(Stored items)
********************
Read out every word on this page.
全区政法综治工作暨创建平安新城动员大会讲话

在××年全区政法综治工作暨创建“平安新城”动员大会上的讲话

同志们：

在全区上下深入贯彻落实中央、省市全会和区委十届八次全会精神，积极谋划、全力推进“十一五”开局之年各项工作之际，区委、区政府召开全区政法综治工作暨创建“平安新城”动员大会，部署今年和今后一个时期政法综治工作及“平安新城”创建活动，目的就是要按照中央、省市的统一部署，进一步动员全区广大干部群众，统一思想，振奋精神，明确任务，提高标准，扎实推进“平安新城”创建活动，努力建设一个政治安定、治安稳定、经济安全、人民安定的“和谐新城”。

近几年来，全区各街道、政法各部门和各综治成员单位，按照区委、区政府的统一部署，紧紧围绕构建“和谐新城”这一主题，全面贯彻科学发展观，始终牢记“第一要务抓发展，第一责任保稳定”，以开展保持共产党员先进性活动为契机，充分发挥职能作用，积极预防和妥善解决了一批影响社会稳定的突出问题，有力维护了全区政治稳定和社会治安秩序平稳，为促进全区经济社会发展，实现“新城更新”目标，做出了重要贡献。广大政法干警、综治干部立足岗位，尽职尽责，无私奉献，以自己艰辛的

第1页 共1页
********************
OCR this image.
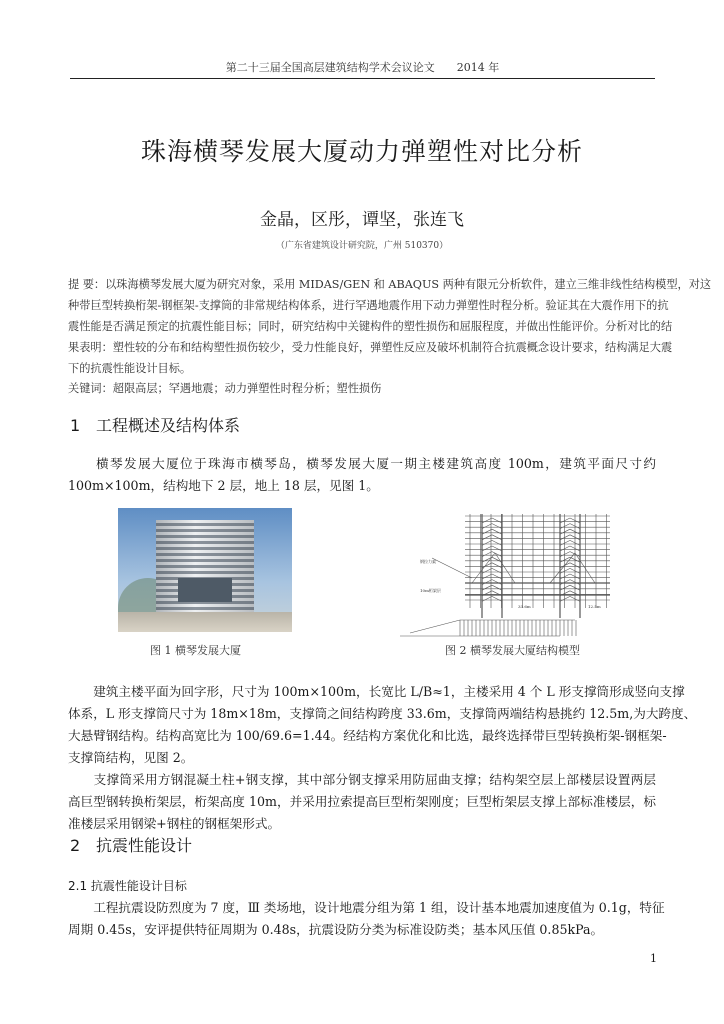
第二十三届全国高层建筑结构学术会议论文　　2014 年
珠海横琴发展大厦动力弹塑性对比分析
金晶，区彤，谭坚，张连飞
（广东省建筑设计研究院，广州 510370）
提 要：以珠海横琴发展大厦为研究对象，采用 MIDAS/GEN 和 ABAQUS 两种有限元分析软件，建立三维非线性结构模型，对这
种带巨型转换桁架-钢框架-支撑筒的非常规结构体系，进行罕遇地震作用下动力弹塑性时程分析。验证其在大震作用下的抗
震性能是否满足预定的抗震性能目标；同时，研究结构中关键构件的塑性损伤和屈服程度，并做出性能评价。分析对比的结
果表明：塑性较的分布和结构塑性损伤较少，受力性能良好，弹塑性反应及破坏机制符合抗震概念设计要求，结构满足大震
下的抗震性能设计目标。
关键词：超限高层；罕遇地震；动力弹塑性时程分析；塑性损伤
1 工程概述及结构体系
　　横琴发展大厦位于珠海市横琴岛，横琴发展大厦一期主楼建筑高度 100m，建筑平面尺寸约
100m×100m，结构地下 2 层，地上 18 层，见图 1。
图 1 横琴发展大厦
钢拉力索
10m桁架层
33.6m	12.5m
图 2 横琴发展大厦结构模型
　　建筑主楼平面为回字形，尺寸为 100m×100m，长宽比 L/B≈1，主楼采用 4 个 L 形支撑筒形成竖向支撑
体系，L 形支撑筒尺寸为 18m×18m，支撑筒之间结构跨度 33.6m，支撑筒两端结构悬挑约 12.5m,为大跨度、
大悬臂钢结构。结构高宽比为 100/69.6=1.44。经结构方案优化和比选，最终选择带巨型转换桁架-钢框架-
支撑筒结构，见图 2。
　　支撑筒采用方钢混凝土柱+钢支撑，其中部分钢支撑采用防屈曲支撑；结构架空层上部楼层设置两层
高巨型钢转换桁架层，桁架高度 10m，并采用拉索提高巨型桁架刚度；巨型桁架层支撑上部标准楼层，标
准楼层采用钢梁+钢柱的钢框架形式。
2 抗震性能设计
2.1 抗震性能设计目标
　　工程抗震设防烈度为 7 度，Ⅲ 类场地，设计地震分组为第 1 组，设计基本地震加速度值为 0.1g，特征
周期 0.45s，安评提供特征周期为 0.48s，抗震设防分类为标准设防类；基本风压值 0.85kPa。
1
********************
▸ **Task description**:
Of all the lines above, how many contain the word "和谐新城"? Give the number and nothing else.

▸ **Response to the task**:
2